Requirement: Write out the full listing again, exactly as it stands.

Provided records:
══════════════════════════════
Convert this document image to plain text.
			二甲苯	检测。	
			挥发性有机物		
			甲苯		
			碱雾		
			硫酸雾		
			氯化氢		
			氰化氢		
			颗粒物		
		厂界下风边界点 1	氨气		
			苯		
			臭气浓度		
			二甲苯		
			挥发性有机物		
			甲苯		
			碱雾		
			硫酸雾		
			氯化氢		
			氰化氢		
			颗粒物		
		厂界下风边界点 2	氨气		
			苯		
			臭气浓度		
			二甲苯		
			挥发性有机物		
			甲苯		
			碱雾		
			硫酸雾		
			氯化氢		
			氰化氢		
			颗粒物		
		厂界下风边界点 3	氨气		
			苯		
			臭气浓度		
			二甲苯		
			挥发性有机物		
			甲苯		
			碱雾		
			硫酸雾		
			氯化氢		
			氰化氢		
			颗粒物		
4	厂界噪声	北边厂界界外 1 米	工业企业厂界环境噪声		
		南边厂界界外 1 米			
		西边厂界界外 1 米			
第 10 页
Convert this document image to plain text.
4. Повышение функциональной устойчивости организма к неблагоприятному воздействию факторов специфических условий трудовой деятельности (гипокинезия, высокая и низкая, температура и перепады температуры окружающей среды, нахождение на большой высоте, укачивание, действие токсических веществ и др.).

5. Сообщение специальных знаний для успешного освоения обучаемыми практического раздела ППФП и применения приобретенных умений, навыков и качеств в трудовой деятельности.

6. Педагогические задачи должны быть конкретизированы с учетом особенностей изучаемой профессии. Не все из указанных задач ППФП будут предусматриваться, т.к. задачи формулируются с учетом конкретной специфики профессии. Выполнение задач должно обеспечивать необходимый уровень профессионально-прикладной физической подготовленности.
══════════════════════════════
Written response:
Convert this document image to plain text.
			二甲苯	检测。	
			挥发性有机物		
			甲苯		
			碱雾		
			硫酸雾		
			氯化氢		
			氰化氢		
			颗粒物		
		厂界下风边界点 1	氨气		
			苯		
			臭气浓度		
			二甲苯		
			挥发性有机物		
			甲苯		
			碱雾		
			硫酸雾		
			氯化氢		
			氰化氢		
			颗粒物		
		厂界下风边界点 2	氨气		
			苯		
			臭气浓度		
			二甲苯		
			挥发性有机物		
			甲苯		
			碱雾		
			硫酸雾		
			氯化氢		
			氰化氢		
			颗粒物		
		厂界下风边界点 3	氨气		
			苯		
			臭气浓度		
			二甲苯		
			挥发性有机物		
			甲苯		
			碱雾		
			硫酸雾		
			氯化氢		
			氰化氢		
			颗粒物		
4	厂界噪声	北边厂界界外 1 米	工业企业厂界环境噪声		
		南边厂界界外 1 米			
		西边厂界界外 1 米			
第 10 页
Convert this document image to plain text.
4. Повышение функциональной устойчивости организма к неблагоприятному воздействию факторов специфических условий трудовой деятельности (гипокинезия, высокая и низкая, температура и перепады температуры окружающей среды, нахождение на большой высоте, укачивание, действие токсических веществ и др.).

5. Сообщение специальных знаний для успешного освоения обучаемыми практического раздела ППФП и применения приобретенных умений, навыков и качеств в трудовой деятельности.

6. Педагогические задачи должны быть конкретизированы с учетом особенностей изучаемой профессии. Не все из указанных задач ППФП будут предусматриваться, т.к. задачи формулируются с учетом конкретной специфики профессии. Выполнение задач должно обеспечивать необходимый уровень профессионально-прикладной физической подготовленности.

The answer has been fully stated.